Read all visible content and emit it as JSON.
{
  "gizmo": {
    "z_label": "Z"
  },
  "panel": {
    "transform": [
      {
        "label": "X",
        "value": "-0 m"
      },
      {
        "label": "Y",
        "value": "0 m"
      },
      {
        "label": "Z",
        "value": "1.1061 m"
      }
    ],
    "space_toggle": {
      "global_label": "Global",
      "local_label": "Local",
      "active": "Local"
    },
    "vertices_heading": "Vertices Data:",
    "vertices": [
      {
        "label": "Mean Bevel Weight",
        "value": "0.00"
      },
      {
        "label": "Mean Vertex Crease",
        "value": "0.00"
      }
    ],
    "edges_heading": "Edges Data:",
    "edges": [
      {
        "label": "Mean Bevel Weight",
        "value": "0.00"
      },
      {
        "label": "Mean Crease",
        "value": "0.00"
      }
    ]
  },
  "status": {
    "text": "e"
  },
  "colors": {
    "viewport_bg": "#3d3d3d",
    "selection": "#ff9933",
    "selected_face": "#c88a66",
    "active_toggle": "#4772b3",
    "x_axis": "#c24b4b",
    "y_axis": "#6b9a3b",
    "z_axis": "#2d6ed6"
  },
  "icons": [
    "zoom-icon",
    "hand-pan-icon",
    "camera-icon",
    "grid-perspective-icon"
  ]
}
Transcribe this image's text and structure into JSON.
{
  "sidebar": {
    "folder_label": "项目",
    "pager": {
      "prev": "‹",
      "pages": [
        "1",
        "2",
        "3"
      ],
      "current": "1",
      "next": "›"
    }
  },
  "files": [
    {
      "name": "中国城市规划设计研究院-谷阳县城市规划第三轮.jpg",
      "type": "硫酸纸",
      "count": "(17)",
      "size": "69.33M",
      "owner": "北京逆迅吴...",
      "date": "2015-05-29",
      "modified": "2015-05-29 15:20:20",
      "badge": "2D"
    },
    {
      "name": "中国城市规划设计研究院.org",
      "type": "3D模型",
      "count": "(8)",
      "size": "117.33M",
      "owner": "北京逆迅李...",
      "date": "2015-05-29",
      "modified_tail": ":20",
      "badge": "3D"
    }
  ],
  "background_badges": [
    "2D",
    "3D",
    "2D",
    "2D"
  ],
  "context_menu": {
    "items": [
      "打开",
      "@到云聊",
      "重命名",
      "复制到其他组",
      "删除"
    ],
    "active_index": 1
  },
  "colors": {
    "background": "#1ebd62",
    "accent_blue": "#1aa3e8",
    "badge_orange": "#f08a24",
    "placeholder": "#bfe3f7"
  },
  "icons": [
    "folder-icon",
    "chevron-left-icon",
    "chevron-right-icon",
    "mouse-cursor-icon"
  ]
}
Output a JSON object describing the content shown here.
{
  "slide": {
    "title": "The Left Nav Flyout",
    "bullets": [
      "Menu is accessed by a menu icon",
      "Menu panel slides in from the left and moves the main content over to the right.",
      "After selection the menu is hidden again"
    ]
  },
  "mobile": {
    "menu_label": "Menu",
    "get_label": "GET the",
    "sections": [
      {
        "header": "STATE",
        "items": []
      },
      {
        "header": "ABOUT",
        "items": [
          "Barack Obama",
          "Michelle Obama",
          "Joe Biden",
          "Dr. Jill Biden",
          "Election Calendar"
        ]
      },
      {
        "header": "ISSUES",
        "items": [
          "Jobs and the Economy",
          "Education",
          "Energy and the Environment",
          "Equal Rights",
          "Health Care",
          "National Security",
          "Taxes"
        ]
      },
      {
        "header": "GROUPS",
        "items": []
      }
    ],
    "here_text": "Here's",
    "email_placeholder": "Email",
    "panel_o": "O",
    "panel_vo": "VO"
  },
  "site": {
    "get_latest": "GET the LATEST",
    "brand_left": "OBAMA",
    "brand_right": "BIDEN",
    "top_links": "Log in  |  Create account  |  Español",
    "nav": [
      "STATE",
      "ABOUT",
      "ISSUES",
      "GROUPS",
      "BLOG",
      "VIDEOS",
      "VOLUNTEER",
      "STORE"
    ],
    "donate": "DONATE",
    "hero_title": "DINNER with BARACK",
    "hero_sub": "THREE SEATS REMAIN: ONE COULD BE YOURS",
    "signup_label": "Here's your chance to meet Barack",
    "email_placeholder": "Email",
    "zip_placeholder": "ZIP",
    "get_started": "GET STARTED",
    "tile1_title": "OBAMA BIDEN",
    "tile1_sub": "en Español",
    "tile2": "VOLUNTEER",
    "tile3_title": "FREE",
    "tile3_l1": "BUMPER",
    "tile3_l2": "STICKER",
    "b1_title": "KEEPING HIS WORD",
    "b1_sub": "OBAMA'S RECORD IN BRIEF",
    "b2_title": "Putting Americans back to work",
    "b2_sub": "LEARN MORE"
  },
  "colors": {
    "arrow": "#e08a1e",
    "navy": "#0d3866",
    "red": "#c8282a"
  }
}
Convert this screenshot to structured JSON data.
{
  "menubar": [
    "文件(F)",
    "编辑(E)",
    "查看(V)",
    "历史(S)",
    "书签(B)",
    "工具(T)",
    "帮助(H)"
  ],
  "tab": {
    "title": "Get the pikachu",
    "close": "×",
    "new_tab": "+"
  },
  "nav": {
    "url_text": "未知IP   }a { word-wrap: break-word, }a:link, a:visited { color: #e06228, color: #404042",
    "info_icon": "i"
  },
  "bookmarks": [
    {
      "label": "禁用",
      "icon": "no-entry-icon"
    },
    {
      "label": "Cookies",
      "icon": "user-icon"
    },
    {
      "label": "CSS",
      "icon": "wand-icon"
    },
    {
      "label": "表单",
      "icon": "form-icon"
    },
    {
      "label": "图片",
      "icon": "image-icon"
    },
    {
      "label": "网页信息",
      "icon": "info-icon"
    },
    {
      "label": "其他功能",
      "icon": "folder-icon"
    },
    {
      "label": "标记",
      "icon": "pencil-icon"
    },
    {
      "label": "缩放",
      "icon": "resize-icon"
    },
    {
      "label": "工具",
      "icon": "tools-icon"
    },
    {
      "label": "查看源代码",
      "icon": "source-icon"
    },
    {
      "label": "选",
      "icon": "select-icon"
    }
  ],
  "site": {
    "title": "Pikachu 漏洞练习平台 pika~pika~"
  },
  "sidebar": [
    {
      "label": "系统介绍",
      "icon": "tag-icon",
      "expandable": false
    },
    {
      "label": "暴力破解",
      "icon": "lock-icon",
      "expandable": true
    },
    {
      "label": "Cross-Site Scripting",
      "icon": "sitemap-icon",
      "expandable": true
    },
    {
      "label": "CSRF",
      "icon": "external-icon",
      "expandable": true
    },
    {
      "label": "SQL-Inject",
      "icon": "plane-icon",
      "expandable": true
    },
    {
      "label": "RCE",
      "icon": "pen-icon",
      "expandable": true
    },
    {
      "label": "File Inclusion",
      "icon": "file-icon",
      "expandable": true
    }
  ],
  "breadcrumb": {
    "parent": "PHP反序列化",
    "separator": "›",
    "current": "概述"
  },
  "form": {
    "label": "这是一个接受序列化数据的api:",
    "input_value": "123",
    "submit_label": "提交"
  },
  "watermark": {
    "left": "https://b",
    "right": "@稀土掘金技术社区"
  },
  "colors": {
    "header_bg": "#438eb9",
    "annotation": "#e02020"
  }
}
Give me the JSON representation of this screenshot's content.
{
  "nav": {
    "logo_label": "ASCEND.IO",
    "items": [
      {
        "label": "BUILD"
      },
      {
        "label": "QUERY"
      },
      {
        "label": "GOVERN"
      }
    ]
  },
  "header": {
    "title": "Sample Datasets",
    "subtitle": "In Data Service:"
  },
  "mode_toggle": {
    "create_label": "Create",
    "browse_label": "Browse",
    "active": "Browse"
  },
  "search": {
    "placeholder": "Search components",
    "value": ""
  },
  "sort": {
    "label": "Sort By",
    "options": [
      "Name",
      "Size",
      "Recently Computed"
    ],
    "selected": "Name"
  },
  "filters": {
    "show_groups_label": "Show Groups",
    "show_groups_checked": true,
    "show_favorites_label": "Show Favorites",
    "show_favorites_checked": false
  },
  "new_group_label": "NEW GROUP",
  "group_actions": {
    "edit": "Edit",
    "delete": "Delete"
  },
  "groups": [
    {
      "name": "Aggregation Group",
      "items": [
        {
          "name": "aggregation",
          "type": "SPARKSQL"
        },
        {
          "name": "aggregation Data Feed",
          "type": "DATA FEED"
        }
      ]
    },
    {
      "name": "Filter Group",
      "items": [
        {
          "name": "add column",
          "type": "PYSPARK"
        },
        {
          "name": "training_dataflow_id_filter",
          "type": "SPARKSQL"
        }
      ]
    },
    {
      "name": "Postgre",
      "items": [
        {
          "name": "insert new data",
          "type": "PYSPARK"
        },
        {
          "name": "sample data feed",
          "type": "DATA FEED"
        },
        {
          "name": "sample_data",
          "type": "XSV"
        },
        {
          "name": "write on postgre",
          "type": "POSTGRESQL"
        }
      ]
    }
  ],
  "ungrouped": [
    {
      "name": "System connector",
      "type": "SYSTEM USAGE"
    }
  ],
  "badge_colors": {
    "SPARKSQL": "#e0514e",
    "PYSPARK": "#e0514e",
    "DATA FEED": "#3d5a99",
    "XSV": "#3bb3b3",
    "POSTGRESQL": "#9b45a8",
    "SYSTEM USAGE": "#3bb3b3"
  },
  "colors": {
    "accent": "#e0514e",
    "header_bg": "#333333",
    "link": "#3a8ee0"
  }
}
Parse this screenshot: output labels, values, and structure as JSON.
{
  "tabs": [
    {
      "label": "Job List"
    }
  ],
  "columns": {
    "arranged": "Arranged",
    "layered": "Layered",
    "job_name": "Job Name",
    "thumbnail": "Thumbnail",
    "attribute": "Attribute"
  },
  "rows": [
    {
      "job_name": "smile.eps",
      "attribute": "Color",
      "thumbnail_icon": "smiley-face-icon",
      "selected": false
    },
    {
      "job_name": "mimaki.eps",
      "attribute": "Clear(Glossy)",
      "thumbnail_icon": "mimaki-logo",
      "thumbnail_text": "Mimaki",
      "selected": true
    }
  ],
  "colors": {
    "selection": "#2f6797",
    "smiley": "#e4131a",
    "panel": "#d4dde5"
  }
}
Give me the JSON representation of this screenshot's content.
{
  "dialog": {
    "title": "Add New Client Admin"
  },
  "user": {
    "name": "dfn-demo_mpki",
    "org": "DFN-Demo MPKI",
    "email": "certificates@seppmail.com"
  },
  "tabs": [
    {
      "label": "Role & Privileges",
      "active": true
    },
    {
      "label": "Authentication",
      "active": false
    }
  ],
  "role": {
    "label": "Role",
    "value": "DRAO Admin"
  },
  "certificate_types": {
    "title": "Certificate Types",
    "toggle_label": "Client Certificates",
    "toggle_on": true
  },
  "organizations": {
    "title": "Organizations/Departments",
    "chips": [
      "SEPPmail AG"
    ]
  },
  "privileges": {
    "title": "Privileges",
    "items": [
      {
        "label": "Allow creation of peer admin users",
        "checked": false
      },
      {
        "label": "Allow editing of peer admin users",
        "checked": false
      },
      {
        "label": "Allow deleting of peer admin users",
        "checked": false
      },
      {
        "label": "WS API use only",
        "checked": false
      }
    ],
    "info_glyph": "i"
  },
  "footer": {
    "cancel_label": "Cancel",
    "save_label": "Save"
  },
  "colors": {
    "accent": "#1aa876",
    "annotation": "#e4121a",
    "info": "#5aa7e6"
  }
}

+===+

▶ WHAT IS NEEDED
From the entries above, extract every line where the word "JSON" appears.

▶ PROBLEM SOLUTION
Read all visible content and emit it as JSON.
Transcribe this image's text and structure into JSON.
Output a JSON object describing the content shown here.
Convert this screenshot to structured JSON data.
Give me the JSON representation of this screenshot's content.
Parse this screenshot: output labels, values, and structure as JSON.
Give me the JSON representation of this screenshot's content.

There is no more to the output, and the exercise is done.